▶ _What to work on_
Skip the pictures and quote all of the lines exactly.

▶ _Data records_
-------

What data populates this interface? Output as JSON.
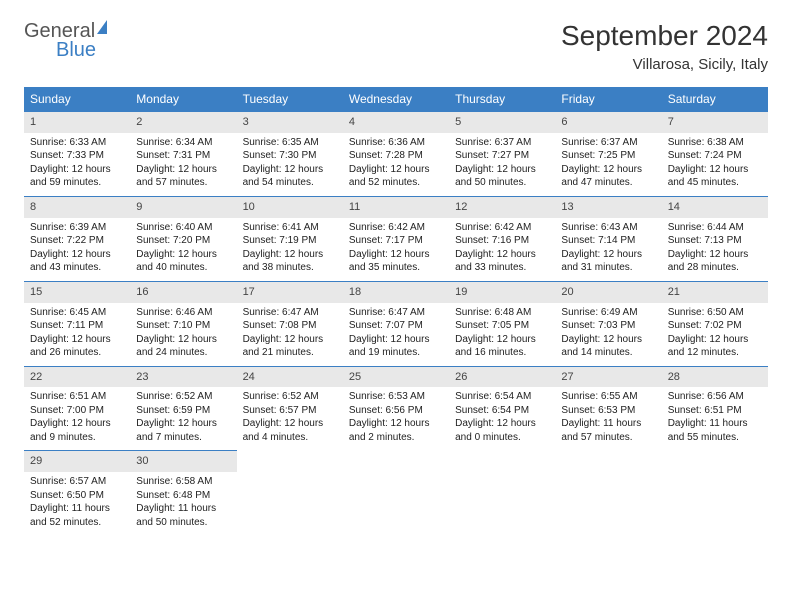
{
  "logo": {
    "general": "General",
    "blue": "Blue"
  },
  "header": {
    "month": "September 2024",
    "location": "Villarosa, Sicily, Italy"
  },
  "colors": {
    "header_bg": "#3b7fc4",
    "header_text": "#ffffff",
    "daynum_bg": "#e8e8e8",
    "daynum_border": "#3b7fc4",
    "body_text": "#222222",
    "page_bg": "#ffffff"
  },
  "weekdays": [
    "Sunday",
    "Monday",
    "Tuesday",
    "Wednesday",
    "Thursday",
    "Friday",
    "Saturday"
  ],
  "weeks": [
    [
      {
        "n": "1",
        "sr": "6:33 AM",
        "ss": "7:33 PM",
        "dl": "12 hours and 59 minutes."
      },
      {
        "n": "2",
        "sr": "6:34 AM",
        "ss": "7:31 PM",
        "dl": "12 hours and 57 minutes."
      },
      {
        "n": "3",
        "sr": "6:35 AM",
        "ss": "7:30 PM",
        "dl": "12 hours and 54 minutes."
      },
      {
        "n": "4",
        "sr": "6:36 AM",
        "ss": "7:28 PM",
        "dl": "12 hours and 52 minutes."
      },
      {
        "n": "5",
        "sr": "6:37 AM",
        "ss": "7:27 PM",
        "dl": "12 hours and 50 minutes."
      },
      {
        "n": "6",
        "sr": "6:37 AM",
        "ss": "7:25 PM",
        "dl": "12 hours and 47 minutes."
      },
      {
        "n": "7",
        "sr": "6:38 AM",
        "ss": "7:24 PM",
        "dl": "12 hours and 45 minutes."
      }
    ],
    [
      {
        "n": "8",
        "sr": "6:39 AM",
        "ss": "7:22 PM",
        "dl": "12 hours and 43 minutes."
      },
      {
        "n": "9",
        "sr": "6:40 AM",
        "ss": "7:20 PM",
        "dl": "12 hours and 40 minutes."
      },
      {
        "n": "10",
        "sr": "6:41 AM",
        "ss": "7:19 PM",
        "dl": "12 hours and 38 minutes."
      },
      {
        "n": "11",
        "sr": "6:42 AM",
        "ss": "7:17 PM",
        "dl": "12 hours and 35 minutes."
      },
      {
        "n": "12",
        "sr": "6:42 AM",
        "ss": "7:16 PM",
        "dl": "12 hours and 33 minutes."
      },
      {
        "n": "13",
        "sr": "6:43 AM",
        "ss": "7:14 PM",
        "dl": "12 hours and 31 minutes."
      },
      {
        "n": "14",
        "sr": "6:44 AM",
        "ss": "7:13 PM",
        "dl": "12 hours and 28 minutes."
      }
    ],
    [
      {
        "n": "15",
        "sr": "6:45 AM",
        "ss": "7:11 PM",
        "dl": "12 hours and 26 minutes."
      },
      {
        "n": "16",
        "sr": "6:46 AM",
        "ss": "7:10 PM",
        "dl": "12 hours and 24 minutes."
      },
      {
        "n": "17",
        "sr": "6:47 AM",
        "ss": "7:08 PM",
        "dl": "12 hours and 21 minutes."
      },
      {
        "n": "18",
        "sr": "6:47 AM",
        "ss": "7:07 PM",
        "dl": "12 hours and 19 minutes."
      },
      {
        "n": "19",
        "sr": "6:48 AM",
        "ss": "7:05 PM",
        "dl": "12 hours and 16 minutes."
      },
      {
        "n": "20",
        "sr": "6:49 AM",
        "ss": "7:03 PM",
        "dl": "12 hours and 14 minutes."
      },
      {
        "n": "21",
        "sr": "6:50 AM",
        "ss": "7:02 PM",
        "dl": "12 hours and 12 minutes."
      }
    ],
    [
      {
        "n": "22",
        "sr": "6:51 AM",
        "ss": "7:00 PM",
        "dl": "12 hours and 9 minutes."
      },
      {
        "n": "23",
        "sr": "6:52 AM",
        "ss": "6:59 PM",
        "dl": "12 hours and 7 minutes."
      },
      {
        "n": "24",
        "sr": "6:52 AM",
        "ss": "6:57 PM",
        "dl": "12 hours and 4 minutes."
      },
      {
        "n": "25",
        "sr": "6:53 AM",
        "ss": "6:56 PM",
        "dl": "12 hours and 2 minutes."
      },
      {
        "n": "26",
        "sr": "6:54 AM",
        "ss": "6:54 PM",
        "dl": "12 hours and 0 minutes."
      },
      {
        "n": "27",
        "sr": "6:55 AM",
        "ss": "6:53 PM",
        "dl": "11 hours and 57 minutes."
      },
      {
        "n": "28",
        "sr": "6:56 AM",
        "ss": "6:51 PM",
        "dl": "11 hours and 55 minutes."
      }
    ],
    [
      {
        "n": "29",
        "sr": "6:57 AM",
        "ss": "6:50 PM",
        "dl": "11 hours and 52 minutes."
      },
      {
        "n": "30",
        "sr": "6:58 AM",
        "ss": "6:48 PM",
        "dl": "11 hours and 50 minutes."
      },
      null,
      null,
      null,
      null,
      null
    ]
  ],
  "labels": {
    "sunrise": "Sunrise: ",
    "sunset": "Sunset: ",
    "daylight": "Daylight: "
  }
}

-------

▶ _Answer_
What data populates this interface? Output as JSON.
{
  "logo": {
    "general": "General",
    "blue": "Blue"
  },
  "header": {
    "month": "September 2024",
    "location": "Villarosa, Sicily, Italy"
  },
  "colors": {
    "header_bg": "#3b7fc4",
    "header_text": "#ffffff",
    "daynum_bg": "#e8e8e8",
    "daynum_border": "#3b7fc4",
    "body_text": "#222222",
    "page_bg": "#ffffff"
  },
  "weekdays": [
    "Sunday",
    "Monday",
    "Tuesday",
    "Wednesday",
    "Thursday",
    "Friday",
    "Saturday"
  ],
  "weeks": [
    [
      {
        "n": "1",
        "sr": "6:33 AM",
        "ss": "7:33 PM",
        "dl": "12 hours and 59 minutes."
      },
      {
        "n": "2",
        "sr": "6:34 AM",
        "ss": "7:31 PM",
        "dl": "12 hours and 57 minutes."
      },
      {
        "n": "3",
        "sr": "6:35 AM",
        "ss": "7:30 PM",
        "dl": "12 hours and 54 minutes."
      },
      {
        "n": "4",
        "sr": "6:36 AM",
        "ss": "7:28 PM",
        "dl": "12 hours and 52 minutes."
      },
      {
        "n": "5",
        "sr": "6:37 AM",
        "ss": "7:27 PM",
        "dl": "12 hours and 50 minutes."
      },
      {
        "n": "6",
        "sr": "6:37 AM",
        "ss": "7:25 PM",
        "dl": "12 hours and 47 minutes."
      },
      {
        "n": "7",
        "sr": "6:38 AM",
        "ss": "7:24 PM",
        "dl": "12 hours and 45 minutes."
      }
    ],
    [
      {
        "n": "8",
        "sr": "6:39 AM",
        "ss": "7:22 PM",
        "dl": "12 hours and 43 minutes."
      },
      {
        "n": "9",
        "sr": "6:40 AM",
        "ss": "7:20 PM",
        "dl": "12 hours and 40 minutes."
      },
      {
        "n": "10",
        "sr": "6:41 AM",
        "ss": "7:19 PM",
        "dl": "12 hours and 38 minutes."
      },
      {
        "n": "11",
        "sr": "6:42 AM",
        "ss": "7:17 PM",
        "dl": "12 hours and 35 minutes."
      },
      {
        "n": "12",
        "sr": "6:42 AM",
        "ss": "7:16 PM",
        "dl": "12 hours and 33 minutes."
      },
      {
        "n": "13",
        "sr": "6:43 AM",
        "ss": "7:14 PM",
        "dl": "12 hours and 31 minutes."
      },
      {
        "n": "14",
        "sr": "6:44 AM",
        "ss": "7:13 PM",
        "dl": "12 hours and 28 minutes."
      }
    ],
    [
      {
        "n": "15",
        "sr": "6:45 AM",
        "ss": "7:11 PM",
        "dl": "12 hours and 26 minutes."
      },
      {
        "n": "16",
        "sr": "6:46 AM",
        "ss": "7:10 PM",
        "dl": "12 hours and 24 minutes."
      },
      {
        "n": "17",
        "sr": "6:47 AM",
        "ss": "7:08 PM",
        "dl": "12 hours and 21 minutes."
      },
      {
        "n": "18",
        "sr": "6:47 AM",
        "ss": "7:07 PM",
        "dl": "12 hours and 19 minutes."
      },
      {
        "n": "19",
        "sr": "6:48 AM",
        "ss": "7:05 PM",
        "dl": "12 hours and 16 minutes."
      },
      {
        "n": "20",
        "sr": "6:49 AM",
        "ss": "7:03 PM",
        "dl": "12 hours and 14 minutes."
      },
      {
        "n": "21",
        "sr": "6:50 AM",
        "ss": "7:02 PM",
        "dl": "12 hours and 12 minutes."
      }
    ],
    [
      {
        "n": "22",
        "sr": "6:51 AM",
        "ss": "7:00 PM",
        "dl": "12 hours and 9 minutes."
      },
      {
        "n": "23",
        "sr": "6:52 AM",
        "ss": "6:59 PM",
        "dl": "12 hours and 7 minutes."
      },
      {
        "n": "24",
        "sr": "6:52 AM",
        "ss": "6:57 PM",
        "dl": "12 hours and 4 minutes."
      },
      {
        "n": "25",
        "sr": "6:53 AM",
        "ss": "6:56 PM",
        "dl": "12 hours and 2 minutes."
      },
      {
        "n": "26",
        "sr": "6:54 AM",
        "ss": "6:54 PM",
        "dl": "12 hours and 0 minutes."
      },
      {
        "n": "27",
        "sr": "6:55 AM",
        "ss": "6:53 PM",
        "dl": "11 hours and 57 minutes."
      },
      {
        "n": "28",
        "sr": "6:56 AM",
        "ss": "6:51 PM",
        "dl": "11 hours and 55 minutes."
      }
    ],
    [
      {
        "n": "29",
        "sr": "6:57 AM",
        "ss": "6:50 PM",
        "dl": "11 hours and 52 minutes."
      },
      {
        "n": "30",
        "sr": "6:58 AM",
        "ss": "6:48 PM",
        "dl": "11 hours and 50 minutes."
      },
      null,
      null,
      null,
      null,
      null
    ]
  ],
  "labels": {
    "sunrise": "Sunrise: ",
    "sunset": "Sunset: ",
    "daylight": "Daylight: "
  }
}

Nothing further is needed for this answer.